__Challenge__:
Every entry needs to be printed exactly, please.

(Chart and figure data)
------------------------------

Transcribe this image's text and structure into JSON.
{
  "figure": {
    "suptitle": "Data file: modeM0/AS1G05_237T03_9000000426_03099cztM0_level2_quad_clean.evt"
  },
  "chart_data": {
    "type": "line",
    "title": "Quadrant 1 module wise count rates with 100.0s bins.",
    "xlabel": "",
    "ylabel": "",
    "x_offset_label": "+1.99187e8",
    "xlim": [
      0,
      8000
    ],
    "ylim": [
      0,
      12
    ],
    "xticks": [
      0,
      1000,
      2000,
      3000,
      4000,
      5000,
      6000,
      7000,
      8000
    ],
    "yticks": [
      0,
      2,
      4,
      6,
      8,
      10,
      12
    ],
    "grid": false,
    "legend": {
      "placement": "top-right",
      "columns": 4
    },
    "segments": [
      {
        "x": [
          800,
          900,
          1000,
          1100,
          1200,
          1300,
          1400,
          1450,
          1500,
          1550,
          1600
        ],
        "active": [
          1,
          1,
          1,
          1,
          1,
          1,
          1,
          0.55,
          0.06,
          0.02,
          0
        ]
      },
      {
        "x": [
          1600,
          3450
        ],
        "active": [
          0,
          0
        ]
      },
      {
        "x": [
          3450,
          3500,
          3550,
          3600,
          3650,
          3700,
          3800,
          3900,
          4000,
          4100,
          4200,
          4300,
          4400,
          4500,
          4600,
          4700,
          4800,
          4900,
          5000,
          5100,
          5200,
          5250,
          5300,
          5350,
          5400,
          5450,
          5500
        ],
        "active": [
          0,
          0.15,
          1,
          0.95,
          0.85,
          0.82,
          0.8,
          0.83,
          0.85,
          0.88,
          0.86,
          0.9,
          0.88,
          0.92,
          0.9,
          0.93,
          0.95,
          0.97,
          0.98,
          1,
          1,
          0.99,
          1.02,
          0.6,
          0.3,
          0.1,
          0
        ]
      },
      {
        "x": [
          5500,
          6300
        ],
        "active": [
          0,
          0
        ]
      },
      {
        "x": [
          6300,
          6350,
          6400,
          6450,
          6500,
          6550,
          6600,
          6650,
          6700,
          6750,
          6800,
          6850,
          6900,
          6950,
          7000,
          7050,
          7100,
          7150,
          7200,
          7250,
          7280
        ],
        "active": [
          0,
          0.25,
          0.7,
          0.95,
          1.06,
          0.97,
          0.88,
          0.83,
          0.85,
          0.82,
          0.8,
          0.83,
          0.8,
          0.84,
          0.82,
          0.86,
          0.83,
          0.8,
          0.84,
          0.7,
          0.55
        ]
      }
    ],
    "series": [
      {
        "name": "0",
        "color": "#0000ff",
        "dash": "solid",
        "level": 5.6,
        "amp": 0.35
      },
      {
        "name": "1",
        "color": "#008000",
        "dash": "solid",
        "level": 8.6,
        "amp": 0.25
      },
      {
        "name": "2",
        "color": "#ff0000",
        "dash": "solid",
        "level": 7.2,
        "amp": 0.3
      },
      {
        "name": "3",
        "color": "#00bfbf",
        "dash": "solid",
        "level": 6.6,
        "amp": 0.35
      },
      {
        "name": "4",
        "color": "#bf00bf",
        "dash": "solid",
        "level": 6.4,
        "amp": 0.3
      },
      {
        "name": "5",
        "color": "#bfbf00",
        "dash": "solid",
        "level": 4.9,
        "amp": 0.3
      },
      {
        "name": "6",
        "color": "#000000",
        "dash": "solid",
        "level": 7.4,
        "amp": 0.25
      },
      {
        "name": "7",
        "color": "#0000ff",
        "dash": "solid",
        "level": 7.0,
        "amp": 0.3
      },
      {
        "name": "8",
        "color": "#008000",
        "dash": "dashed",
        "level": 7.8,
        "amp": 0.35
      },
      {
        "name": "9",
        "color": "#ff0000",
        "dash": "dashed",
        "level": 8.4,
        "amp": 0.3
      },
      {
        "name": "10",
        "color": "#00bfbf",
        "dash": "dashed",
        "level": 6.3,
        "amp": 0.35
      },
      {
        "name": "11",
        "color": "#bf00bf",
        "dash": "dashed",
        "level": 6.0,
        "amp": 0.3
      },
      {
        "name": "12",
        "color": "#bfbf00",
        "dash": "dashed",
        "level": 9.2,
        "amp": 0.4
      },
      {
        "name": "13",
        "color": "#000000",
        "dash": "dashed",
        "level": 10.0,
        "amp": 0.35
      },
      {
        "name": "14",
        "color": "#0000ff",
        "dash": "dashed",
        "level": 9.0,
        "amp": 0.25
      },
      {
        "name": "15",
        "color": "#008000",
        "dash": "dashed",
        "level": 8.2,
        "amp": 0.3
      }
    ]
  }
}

------------------------------

__Written answer__:
Transcribe this image's text and structure into JSON.
{
  "figure": {
    "suptitle": "Data file: modeM0/AS1G05_237T03_9000000426_03099cztM0_level2_quad_clean.evt"
  },
  "chart_data": {
    "type": "line",
    "title": "Quadrant 1 module wise count rates with 100.0s bins.",
    "xlabel": "",
    "ylabel": "",
    "x_offset_label": "+1.99187e8",
    "xlim": [
      0,
      8000
    ],
    "ylim": [
      0,
      12
    ],
    "xticks": [
      0,
      1000,
      2000,
      3000,
      4000,
      5000,
      6000,
      7000,
      8000
    ],
    "yticks": [
      0,
      2,
      4,
      6,
      8,
      10,
      12
    ],
    "grid": false,
    "legend": {
      "placement": "top-right",
      "columns": 4
    },
    "segments": [
      {
        "x": [
          800,
          900,
          1000,
          1100,
          1200,
          1300,
          1400,
          1450,
          1500,
          1550,
          1600
        ],
        "active": [
          1,
          1,
          1,
          1,
          1,
          1,
          1,
          0.55,
          0.06,
          0.02,
          0
        ]
      },
      {
        "x": [
          1600,
          3450
        ],
        "active": [
          0,
          0
        ]
      },
      {
        "x": [
          3450,
          3500,
          3550,
          3600,
          3650,
          3700,
          3800,
          3900,
          4000,
          4100,
          4200,
          4300,
          4400,
          4500,
          4600,
          4700,
          4800,
          4900,
          5000,
          5100,
          5200,
          5250,
          5300,
          5350,
          5400,
          5450,
          5500
        ],
        "active": [
          0,
          0.15,
          1,
          0.95,
          0.85,
          0.82,
          0.8,
          0.83,
          0.85,
          0.88,
          0.86,
          0.9,
          0.88,
          0.92,
          0.9,
          0.93,
          0.95,
          0.97,
          0.98,
          1,
          1,
          0.99,
          1.02,
          0.6,
          0.3,
          0.1,
          0
        ]
      },
      {
        "x": [
          5500,
          6300
        ],
        "active": [
          0,
          0
        ]
      },
      {
        "x": [
          6300,
          6350,
          6400,
          6450,
          6500,
          6550,
          6600,
          6650,
          6700,
          6750,
          6800,
          6850,
          6900,
          6950,
          7000,
          7050,
          7100,
          7150,
          7200,
          7250,
          7280
        ],
        "active": [
          0,
          0.25,
          0.7,
          0.95,
          1.06,
          0.97,
          0.88,
          0.83,
          0.85,
          0.82,
          0.8,
          0.83,
          0.8,
          0.84,
          0.82,
          0.86,
          0.83,
          0.8,
          0.84,
          0.7,
          0.55
        ]
      }
    ],
    "series": [
      {
        "name": "0",
        "color": "#0000ff",
        "dash": "solid",
        "level": 5.6,
        "amp": 0.35
      },
      {
        "name": "1",
        "color": "#008000",
        "dash": "solid",
        "level": 8.6,
        "amp": 0.25
      },
      {
        "name": "2",
        "color": "#ff0000",
        "dash": "solid",
        "level": 7.2,
        "amp": 0.3
      },
      {
        "name": "3",
        "color": "#00bfbf",
        "dash": "solid",
        "level": 6.6,
        "amp": 0.35
      },
      {
        "name": "4",
        "color": "#bf00bf",
        "dash": "solid",
        "level": 6.4,
        "amp": 0.3
      },
      {
        "name": "5",
        "color": "#bfbf00",
        "dash": "solid",
        "level": 4.9,
        "amp": 0.3
      },
      {
        "name": "6",
        "color": "#000000",
        "dash": "solid",
        "level": 7.4,
        "amp": 0.25
      },
      {
        "name": "7",
        "color": "#0000ff",
        "dash": "solid",
        "level": 7.0,
        "amp": 0.3
      },
      {
        "name": "8",
        "color": "#008000",
        "dash": "dashed",
        "level": 7.8,
        "amp": 0.35
      },
      {
        "name": "9",
        "color": "#ff0000",
        "dash": "dashed",
        "level": 8.4,
        "amp": 0.3
      },
      {
        "name": "10",
        "color": "#00bfbf",
        "dash": "dashed",
        "level": 6.3,
        "amp": 0.35
      },
      {
        "name": "11",
        "color": "#bf00bf",
        "dash": "dashed",
        "level": 6.0,
        "amp": 0.3
      },
      {
        "name": "12",
        "color": "#bfbf00",
        "dash": "dashed",
        "level": 9.2,
        "amp": 0.4
      },
      {
        "name": "13",
        "color": "#000000",
        "dash": "dashed",
        "level": 10.0,
        "amp": 0.35
      },
      {
        "name": "14",
        "color": "#0000ff",
        "dash": "dashed",
        "level": 9.0,
        "amp": 0.25
      },
      {
        "name": "15",
        "color": "#008000",
        "dash": "dashed",
        "level": 8.2,
        "amp": 0.3
      }
    ]
  }
}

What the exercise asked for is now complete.